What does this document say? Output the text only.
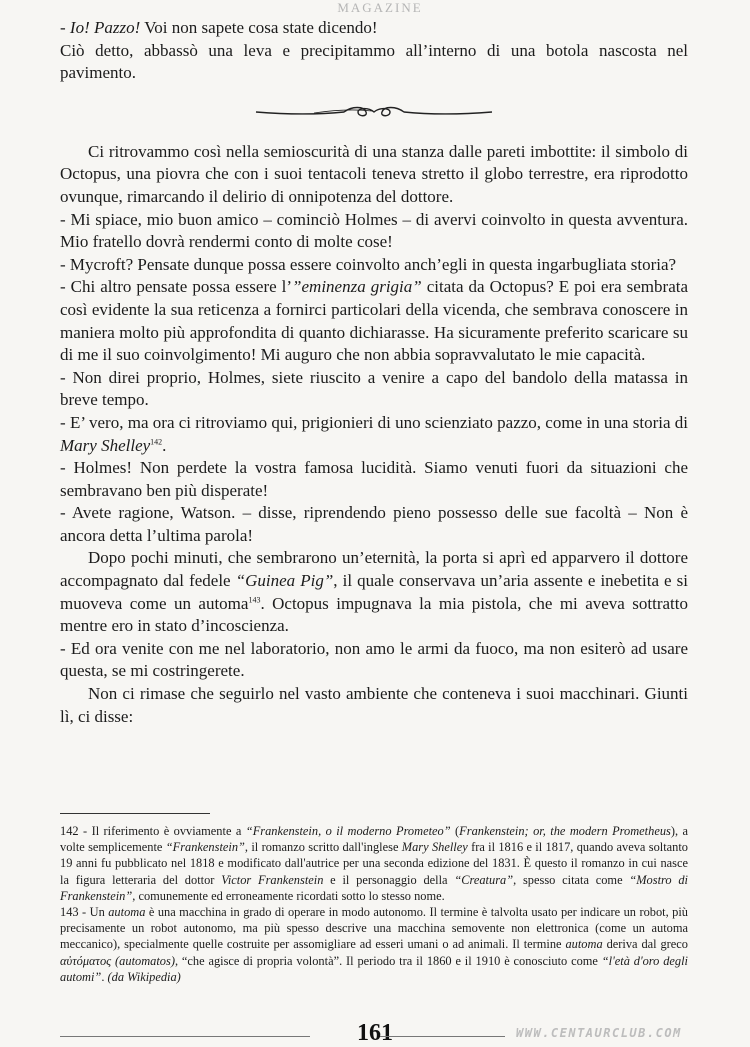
MAGAZINE

- Io! Pazzo! Voi non sapete cosa state dicendo!

Ciò detto, abbassò una leva e precipitammo all’interno di una botola nascosta nel pavimento.

Ci ritrovammo così nella semioscurità di una stanza dalle pareti imbottite: il simbolo di Octopus, una piovra che con i suoi tentacoli teneva stretto il globo terrestre, era riprodotto ovunque, rimarcando il delirio di onnipotenza del dottore.

- Mi spiace, mio buon amico – cominciò Holmes – di avervi coinvolto in questa avventura. Mio fratello dovrà rendermi conto di molte cose!

- Mycroft? Pensate dunque possa essere coinvolto anch’egli in questa ingarbugliata storia?

- Chi altro pensate possa essere l’”eminenza grigia” citata da Octopus? E poi era sembrata così evidente la sua reticenza a fornirci particolari della vicenda, che sembrava conoscere in maniera molto più approfondita di quanto dichiarasse. Ha sicuramente preferito scaricare su di me il suo coinvolgimento! Mi auguro che non abbia sopravvalutato le mie capacità.

- Non direi proprio, Holmes, siete riuscito a venire a capo del bandolo della matassa in breve tempo.

- E’ vero, ma ora ci ritroviamo qui, prigionieri di uno scienziato pazzo, come in una storia di Mary Shelley$^{142}$.

- Holmes! Non perdete la vostra famosa lucidità. Siamo venuti fuori da situazioni che sembravano ben più disperate!

- Avete ragione, Watson. – disse, riprendendo pieno possesso delle sue facoltà – Non è ancora detta l’ultima parola!

Dopo pochi minuti, che sembrarono un’eternità, la porta si aprì ed apparvero il dottore accompagnato dal fedele “Guinea Pig”, il quale conservava un’aria assente e inebetita e si muoveva come un automa$^{143}$. Octopus impugnava la mia pistola, che mi aveva sottratto mentre ero in stato d’incoscienza.

- Ed ora venite con me nel laboratorio, non amo le armi da fuoco, ma non esiterò ad usare questa, se mi costringerete.

Non ci rimase che seguirlo nel vasto ambiente che conteneva i suoi macchinari. Giunti lì, ci disse:

142 - Il riferimento è ovviamente a “Frankenstein, o il moderno Prometeo” (Frankenstein; or, the modern Prometheus), a volte semplicemente “Frankenstein”, il romanzo scritto dall'inglese Mary Shelley fra il 1816 e il 1817, quando aveva soltanto 19 anni fu pubblicato nel 1818 e modificato dall'autrice per una seconda edizione del 1831. È questo il romanzo in cui nasce la figura letteraria del dottor Victor Frankenstein e il personaggio della “Creatura”, spesso citata come “Mostro di Frankenstein”, comunemente ed erroneamente ricordati sotto lo stesso nome.

143 - Un automa è una macchina in grado di operare in modo autonomo. Il termine è talvolta usato per indicare un robot, più precisamente un robot autonomo, ma più spesso descrive una macchina semovente non elettronica (come un automa meccanico), specialmente quelle costruite per assomigliare ad esseri umani o ad animali. Il termine automa deriva dal greco αὐτόματος (automatos), “che agisce di propria volontà”. Il periodo tra il 1860 e il 1910 è conosciuto come “l'età d'oro degli automi”. (da Wikipedia)

161	WWW.CENTAURCLUB.COM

● ● ● ● ●

TASK. Search the entries for the string "spesso" and collect each line that has it.

WRITTEN RESPONSE.
142 - Il riferimento è ovviamente a “Frankenstein, o il moderno Prometeo” (Frankenstein; or, the modern Prometheus), a volte semplicemente “Frankenstein”, il romanzo scritto dall'inglese Mary Shelley fra il 1816 e il 1817, quando aveva soltanto 19 anni fu pubblicato nel 1818 e modificato dall'autrice per una seconda edizione del 1831. È questo il romanzo in cui nasce la figura letteraria del dottor Victor Frankenstein e il personaggio della “Creatura”, spesso citata come “Mostro di Frankenstein”, comunemente ed erroneamente ricordati sotto lo stesso nome.
143 - Un automa è una macchina in grado di operare in modo autonomo. Il termine è talvolta usato per indicare un robot, più precisamente un robot autonomo, ma più spesso descrive una macchina semovente non elettronica (come un automa meccanico), specialmente quelle costruite per assomigliare ad esseri umani o ad animali. Il termine automa deriva dal greco αὐτόματος (automatos), “che agisce di propria volontà”. Il periodo tra il 1860 e il 1910 è conosciuto come “l'età d'oro degli automi”. (da Wikipedia)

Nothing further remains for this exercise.